--- Start Extracted entries ---

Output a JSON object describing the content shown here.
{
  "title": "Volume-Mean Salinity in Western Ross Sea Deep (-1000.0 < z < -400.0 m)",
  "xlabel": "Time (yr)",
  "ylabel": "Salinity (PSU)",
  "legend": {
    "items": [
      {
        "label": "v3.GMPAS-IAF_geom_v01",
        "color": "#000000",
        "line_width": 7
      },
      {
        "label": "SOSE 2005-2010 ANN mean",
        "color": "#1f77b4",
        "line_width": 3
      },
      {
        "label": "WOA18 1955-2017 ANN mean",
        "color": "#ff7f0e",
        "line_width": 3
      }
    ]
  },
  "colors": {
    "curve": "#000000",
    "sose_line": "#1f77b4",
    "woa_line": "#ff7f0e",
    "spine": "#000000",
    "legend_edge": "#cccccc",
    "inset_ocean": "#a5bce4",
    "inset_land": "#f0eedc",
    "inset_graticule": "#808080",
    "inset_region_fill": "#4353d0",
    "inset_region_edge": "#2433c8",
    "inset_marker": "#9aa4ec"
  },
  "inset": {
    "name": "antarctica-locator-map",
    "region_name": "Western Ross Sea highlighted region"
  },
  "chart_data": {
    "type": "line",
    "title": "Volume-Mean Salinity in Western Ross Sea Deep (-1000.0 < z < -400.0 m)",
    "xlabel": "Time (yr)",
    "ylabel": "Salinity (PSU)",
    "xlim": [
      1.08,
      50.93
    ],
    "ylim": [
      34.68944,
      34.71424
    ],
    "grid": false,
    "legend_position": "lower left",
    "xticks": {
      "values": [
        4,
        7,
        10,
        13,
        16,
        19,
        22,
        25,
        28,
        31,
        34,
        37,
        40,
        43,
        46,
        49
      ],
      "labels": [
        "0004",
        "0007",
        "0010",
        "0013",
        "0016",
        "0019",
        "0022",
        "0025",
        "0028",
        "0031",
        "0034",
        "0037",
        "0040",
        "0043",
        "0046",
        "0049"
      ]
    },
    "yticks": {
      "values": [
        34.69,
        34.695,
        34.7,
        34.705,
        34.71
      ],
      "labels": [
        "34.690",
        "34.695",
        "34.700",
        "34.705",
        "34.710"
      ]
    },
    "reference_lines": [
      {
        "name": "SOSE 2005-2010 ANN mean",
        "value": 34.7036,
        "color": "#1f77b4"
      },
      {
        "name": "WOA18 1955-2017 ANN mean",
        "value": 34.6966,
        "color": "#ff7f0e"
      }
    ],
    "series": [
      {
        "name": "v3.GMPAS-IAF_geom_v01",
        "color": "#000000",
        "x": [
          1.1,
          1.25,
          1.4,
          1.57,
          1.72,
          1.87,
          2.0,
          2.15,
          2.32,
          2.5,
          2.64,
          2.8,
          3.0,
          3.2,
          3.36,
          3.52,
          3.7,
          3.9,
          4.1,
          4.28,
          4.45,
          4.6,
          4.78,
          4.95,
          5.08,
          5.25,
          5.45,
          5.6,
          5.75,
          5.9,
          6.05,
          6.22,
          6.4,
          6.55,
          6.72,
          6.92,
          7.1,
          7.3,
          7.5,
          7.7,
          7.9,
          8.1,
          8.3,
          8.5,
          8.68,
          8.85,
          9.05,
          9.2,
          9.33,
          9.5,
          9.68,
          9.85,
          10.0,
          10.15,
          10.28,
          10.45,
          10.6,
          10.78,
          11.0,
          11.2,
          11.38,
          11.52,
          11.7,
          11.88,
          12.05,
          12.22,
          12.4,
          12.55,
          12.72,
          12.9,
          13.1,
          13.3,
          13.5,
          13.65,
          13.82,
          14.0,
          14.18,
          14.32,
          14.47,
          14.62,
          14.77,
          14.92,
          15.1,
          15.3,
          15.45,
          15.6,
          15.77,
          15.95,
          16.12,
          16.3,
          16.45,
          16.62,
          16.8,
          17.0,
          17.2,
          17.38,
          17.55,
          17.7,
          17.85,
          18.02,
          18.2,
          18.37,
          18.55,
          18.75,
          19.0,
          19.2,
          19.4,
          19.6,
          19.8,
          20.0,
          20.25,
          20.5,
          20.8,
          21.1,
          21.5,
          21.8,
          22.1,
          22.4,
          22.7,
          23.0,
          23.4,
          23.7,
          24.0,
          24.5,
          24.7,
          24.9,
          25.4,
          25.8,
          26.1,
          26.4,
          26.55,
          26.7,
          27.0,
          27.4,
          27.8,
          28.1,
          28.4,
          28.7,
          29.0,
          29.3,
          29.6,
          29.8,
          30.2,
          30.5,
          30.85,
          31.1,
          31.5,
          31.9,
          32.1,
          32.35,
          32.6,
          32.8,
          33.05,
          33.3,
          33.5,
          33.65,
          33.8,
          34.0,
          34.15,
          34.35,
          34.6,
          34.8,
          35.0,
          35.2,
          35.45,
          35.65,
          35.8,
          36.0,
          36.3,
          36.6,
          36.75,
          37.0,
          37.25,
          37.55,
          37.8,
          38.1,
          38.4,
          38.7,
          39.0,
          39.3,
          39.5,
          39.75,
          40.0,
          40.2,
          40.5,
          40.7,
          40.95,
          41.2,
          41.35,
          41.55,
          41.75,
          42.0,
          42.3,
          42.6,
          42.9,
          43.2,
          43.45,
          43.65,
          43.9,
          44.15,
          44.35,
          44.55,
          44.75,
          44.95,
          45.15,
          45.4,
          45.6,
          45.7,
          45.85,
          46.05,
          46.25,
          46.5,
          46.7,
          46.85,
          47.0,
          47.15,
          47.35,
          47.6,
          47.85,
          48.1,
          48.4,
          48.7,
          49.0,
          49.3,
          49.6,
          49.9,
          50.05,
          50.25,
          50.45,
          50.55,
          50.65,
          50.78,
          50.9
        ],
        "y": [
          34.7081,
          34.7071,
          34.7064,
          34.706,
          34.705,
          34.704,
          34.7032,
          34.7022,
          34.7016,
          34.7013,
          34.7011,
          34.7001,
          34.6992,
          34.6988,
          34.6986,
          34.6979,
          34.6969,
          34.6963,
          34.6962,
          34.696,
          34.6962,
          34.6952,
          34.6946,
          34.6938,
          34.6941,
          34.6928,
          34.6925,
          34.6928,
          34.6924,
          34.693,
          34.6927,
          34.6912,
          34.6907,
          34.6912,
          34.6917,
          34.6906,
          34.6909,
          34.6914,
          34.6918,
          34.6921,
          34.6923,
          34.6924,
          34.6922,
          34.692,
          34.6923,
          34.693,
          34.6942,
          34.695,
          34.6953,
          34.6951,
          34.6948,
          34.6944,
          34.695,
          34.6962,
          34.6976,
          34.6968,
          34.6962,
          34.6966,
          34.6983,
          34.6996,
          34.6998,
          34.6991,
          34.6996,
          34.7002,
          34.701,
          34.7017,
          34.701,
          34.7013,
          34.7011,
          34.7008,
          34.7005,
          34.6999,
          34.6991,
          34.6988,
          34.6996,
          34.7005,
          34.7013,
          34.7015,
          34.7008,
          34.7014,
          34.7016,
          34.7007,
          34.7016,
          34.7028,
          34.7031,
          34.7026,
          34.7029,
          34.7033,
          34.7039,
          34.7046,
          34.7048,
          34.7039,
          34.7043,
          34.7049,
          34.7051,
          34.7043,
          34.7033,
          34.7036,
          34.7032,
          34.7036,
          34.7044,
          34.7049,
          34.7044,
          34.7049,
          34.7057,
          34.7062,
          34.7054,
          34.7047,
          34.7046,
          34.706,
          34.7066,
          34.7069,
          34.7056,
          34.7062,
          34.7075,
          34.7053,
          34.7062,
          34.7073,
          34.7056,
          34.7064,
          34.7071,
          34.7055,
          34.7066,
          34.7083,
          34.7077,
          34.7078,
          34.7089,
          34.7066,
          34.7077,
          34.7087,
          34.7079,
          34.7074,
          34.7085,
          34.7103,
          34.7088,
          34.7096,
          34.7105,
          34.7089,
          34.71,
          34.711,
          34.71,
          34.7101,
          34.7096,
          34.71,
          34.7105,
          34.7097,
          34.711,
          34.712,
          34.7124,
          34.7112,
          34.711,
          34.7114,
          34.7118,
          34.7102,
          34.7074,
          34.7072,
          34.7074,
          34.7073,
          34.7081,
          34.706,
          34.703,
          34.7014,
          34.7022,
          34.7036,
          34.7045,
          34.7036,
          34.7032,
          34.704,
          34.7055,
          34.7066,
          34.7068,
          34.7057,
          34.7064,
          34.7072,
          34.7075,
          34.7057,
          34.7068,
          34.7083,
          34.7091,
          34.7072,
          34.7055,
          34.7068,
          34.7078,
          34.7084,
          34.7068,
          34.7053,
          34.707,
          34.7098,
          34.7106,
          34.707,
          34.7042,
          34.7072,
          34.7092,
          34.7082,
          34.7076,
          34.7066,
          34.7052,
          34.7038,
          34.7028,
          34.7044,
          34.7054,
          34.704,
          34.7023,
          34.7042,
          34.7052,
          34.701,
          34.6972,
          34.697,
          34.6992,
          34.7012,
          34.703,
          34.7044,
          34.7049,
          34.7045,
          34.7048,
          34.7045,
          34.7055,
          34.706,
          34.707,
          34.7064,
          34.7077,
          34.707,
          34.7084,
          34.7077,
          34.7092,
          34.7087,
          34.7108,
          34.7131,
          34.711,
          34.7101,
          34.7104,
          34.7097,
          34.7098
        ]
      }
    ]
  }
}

--- End Extracted entries ---

To be done:
Copy out every line from the data above that has "ylabel" in it.

Answer in full:
  "ylabel": "Salinity (PSU)",
    "ylabel": "Salinity (PSU)",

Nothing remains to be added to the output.